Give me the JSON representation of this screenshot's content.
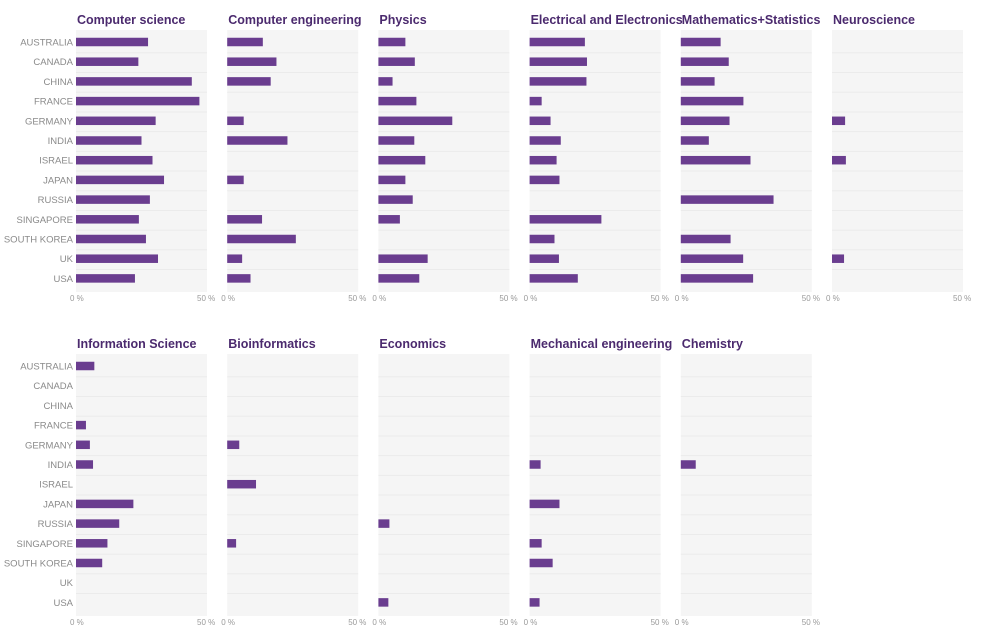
{
  "chart_data": {
    "type": "bar",
    "orientation": "horizontal",
    "categories": [
      "AUSTRALIA",
      "CANADA",
      "CHINA",
      "FRANCE",
      "GERMANY",
      "INDIA",
      "ISRAEL",
      "JAPAN",
      "RUSSIA",
      "SINGAPORE",
      "SOUTH KOREA",
      "UK",
      "USA"
    ],
    "x_range": [
      0,
      50
    ],
    "tick_labels": [
      "0 %",
      "50 %"
    ],
    "grid": true,
    "bar_color": "#6a3d8f",
    "panel_background": "#f5f5f5",
    "panels": [
      {
        "title": "Computer science",
        "values": [
          27.5,
          23.8,
          44.2,
          47.1,
          30.4,
          25.0,
          29.2,
          33.6,
          28.2,
          24.0,
          26.7,
          31.3,
          22.5
        ]
      },
      {
        "title": "Computer engineering",
        "values": [
          13.6,
          18.8,
          16.6,
          0,
          6.3,
          23.0,
          0,
          6.3,
          0,
          13.3,
          26.2,
          5.7,
          8.9
        ]
      },
      {
        "title": "Physics",
        "values": [
          10.3,
          13.9,
          5.4,
          14.5,
          28.2,
          13.7,
          17.9,
          10.3,
          13.1,
          8.2,
          0,
          18.8,
          15.6
        ]
      },
      {
        "title": "Electrical and Electronics",
        "values": [
          21.1,
          21.9,
          21.7,
          4.6,
          8.0,
          11.9,
          10.3,
          11.4,
          0,
          27.4,
          9.5,
          11.2,
          18.4
        ]
      },
      {
        "title": "Mathematics+Statistics",
        "values": [
          15.2,
          18.3,
          12.9,
          23.9,
          18.6,
          10.7,
          26.6,
          0,
          35.4,
          0,
          19.0,
          23.8,
          27.6
        ]
      },
      {
        "title": "Neuroscience",
        "values": [
          0,
          0,
          0,
          0,
          5.0,
          0,
          5.3,
          0,
          0,
          0,
          0,
          4.6,
          0
        ]
      },
      {
        "title": "Information Science",
        "values": [
          7.0,
          0,
          0,
          3.8,
          5.3,
          6.5,
          0,
          21.9,
          16.5,
          12.0,
          10.0,
          0,
          0
        ]
      },
      {
        "title": "Bioinformatics",
        "values": [
          0,
          0,
          0,
          0,
          4.6,
          0,
          11.0,
          0,
          0,
          3.4,
          0,
          0,
          0
        ]
      },
      {
        "title": "Economics",
        "values": [
          0,
          0,
          0,
          0,
          0,
          0,
          0,
          0,
          4.2,
          0,
          0,
          0,
          3.8
        ]
      },
      {
        "title": "Mechanical engineering",
        "values": [
          0,
          0,
          0,
          0,
          0,
          4.2,
          0,
          11.4,
          0,
          4.6,
          8.8,
          0,
          3.8
        ]
      },
      {
        "title": "Chemistry",
        "values": [
          0,
          0,
          0,
          0,
          0,
          5.7,
          0,
          0,
          0,
          0,
          0,
          0,
          0
        ]
      }
    ]
  }
}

***

• WHAT IS REQUIRED
Isolate each line of the listing above that includes "engineering". Copy it.

• TASK SOLUTION
        "title": "Computer engineering",
        "title": "Mechanical engineering",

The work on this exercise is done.